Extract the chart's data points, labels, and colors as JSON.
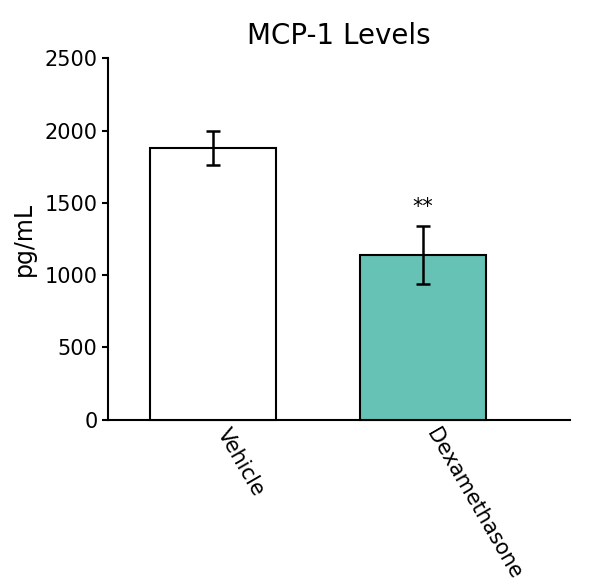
{
  "title": "MCP-1 Levels",
  "ylabel": "pg/mL",
  "categories": [
    "Vehicle",
    "Dexamethasone"
  ],
  "values": [
    1880,
    1140
  ],
  "errors": [
    120,
    200
  ],
  "bar_colors": [
    "#ffffff",
    "#66c2b5"
  ],
  "bar_edge_colors": [
    "#000000",
    "#000000"
  ],
  "bar_width": 0.6,
  "bar_positions": [
    0.5,
    1.5
  ],
  "ylim": [
    0,
    2500
  ],
  "yticks": [
    0,
    500,
    1000,
    1500,
    2000,
    2500
  ],
  "significance_label": "**",
  "sig_bar_index": 1,
  "title_fontsize": 20,
  "ylabel_fontsize": 17,
  "tick_fontsize": 15,
  "sig_fontsize": 15,
  "background_color": "#ffffff",
  "error_capsize": 5,
  "error_linewidth": 1.8,
  "bar_linewidth": 1.5,
  "xlim": [
    0.0,
    2.2
  ]
}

[SET TASK] Repeat verbatim all the material, but not the pictures.

[EXERCISE SOLUTION]
Extract the chart's data points, labels, and colors as JSON.
{
  "title": "MCP-1 Levels",
  "ylabel": "pg/mL",
  "categories": [
    "Vehicle",
    "Dexamethasone"
  ],
  "values": [
    1880,
    1140
  ],
  "errors": [
    120,
    200
  ],
  "bar_colors": [
    "#ffffff",
    "#66c2b5"
  ],
  "bar_edge_colors": [
    "#000000",
    "#000000"
  ],
  "bar_width": 0.6,
  "bar_positions": [
    0.5,
    1.5
  ],
  "ylim": [
    0,
    2500
  ],
  "yticks": [
    0,
    500,
    1000,
    1500,
    2000,
    2500
  ],
  "significance_label": "**",
  "sig_bar_index": 1,
  "title_fontsize": 20,
  "ylabel_fontsize": 17,
  "tick_fontsize": 15,
  "sig_fontsize": 15,
  "background_color": "#ffffff",
  "error_capsize": 5,
  "error_linewidth": 1.8,
  "bar_linewidth": 1.5,
  "xlim": [
    0.0,
    2.2
  ]
}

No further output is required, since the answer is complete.